─── RECORD SET

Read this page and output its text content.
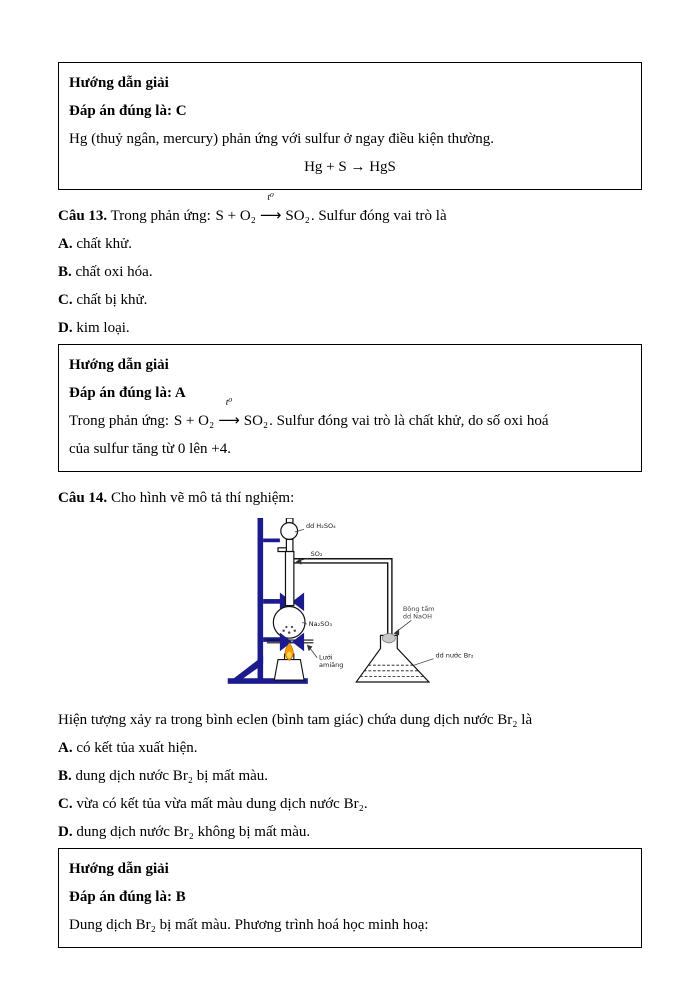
Hướng dẫn giải

Đáp án đúng là: C

Hg (thuỷ ngân, mercury) phản ứng với sulfur ở ngay điều kiện thường.

Hg + S → HgS

Câu 13. Trong phản ứng: S + O₂
t⁰
⟶ SO₂. Sulfur đóng vai trò là

A. chất khử.

B. chất oxi hóa.

C. chất bị khử.

D. kim loại.

Hướng dẫn giải

Đáp án đúng là: A

Trong phản ứng: S + O₂
t⁰
⟶ SO₂. Sulfur đóng vai trò là chất khử, do số oxi hoá

của sulfur tăng từ 0 lên +4.

Câu 14. Cho hình vẽ mô tả thí nghiệm:

dd H₂SO₄
SO₂
Na₂SO₃
Bông tẩm
dd NaOH
dd nước Br₂
Lưới
amiăng

Hiện tượng xảy ra trong bình eclen (bình tam giác) chứa dung dịch nước Br₂ là

A. có kết tủa xuất hiện.

B. dung dịch nước Br₂ bị mất màu.

C. vừa có kết tủa vừa mất màu dung dịch nước Br₂.

D. dung dịch nước Br₂ không bị mất màu.

Hướng dẫn giải

Đáp án đúng là: B

Dung dịch Br₂ bị mất màu. Phương trình hoá học minh hoạ:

──────

### [REQUEST]
Repeat the data exactly, without the pictures.

### [THE REPLY]
Read this page and output its text content.
Hướng dẫn giải

Đáp án đúng là: C

Hg (thuỷ ngân, mercury) phản ứng với sulfur ở ngay điều kiện thường.

Hg + S → HgS

Câu 13. Trong phản ứng: S + O₂
t⁰
⟶ SO₂. Sulfur đóng vai trò là

A. chất khử.

B. chất oxi hóa.

C. chất bị khử.

D. kim loại.

Hướng dẫn giải

Đáp án đúng là: A

Trong phản ứng: S + O₂
t⁰
⟶ SO₂. Sulfur đóng vai trò là chất khử, do số oxi hoá

của sulfur tăng từ 0 lên +4.

Câu 14. Cho hình vẽ mô tả thí nghiệm:

dd H₂SO₄
SO₂
Na₂SO₃
Bông tẩm
dd NaOH
dd nước Br₂
Lưới
amiăng

Hiện tượng xảy ra trong bình eclen (bình tam giác) chứa dung dịch nước Br₂ là

A. có kết tủa xuất hiện.

B. dung dịch nước Br₂ bị mất màu.

C. vừa có kết tủa vừa mất màu dung dịch nước Br₂.

D. dung dịch nước Br₂ không bị mất màu.

Hướng dẫn giải

Đáp án đúng là: B

Dung dịch Br₂ bị mất màu. Phương trình hoá học minh hoạ:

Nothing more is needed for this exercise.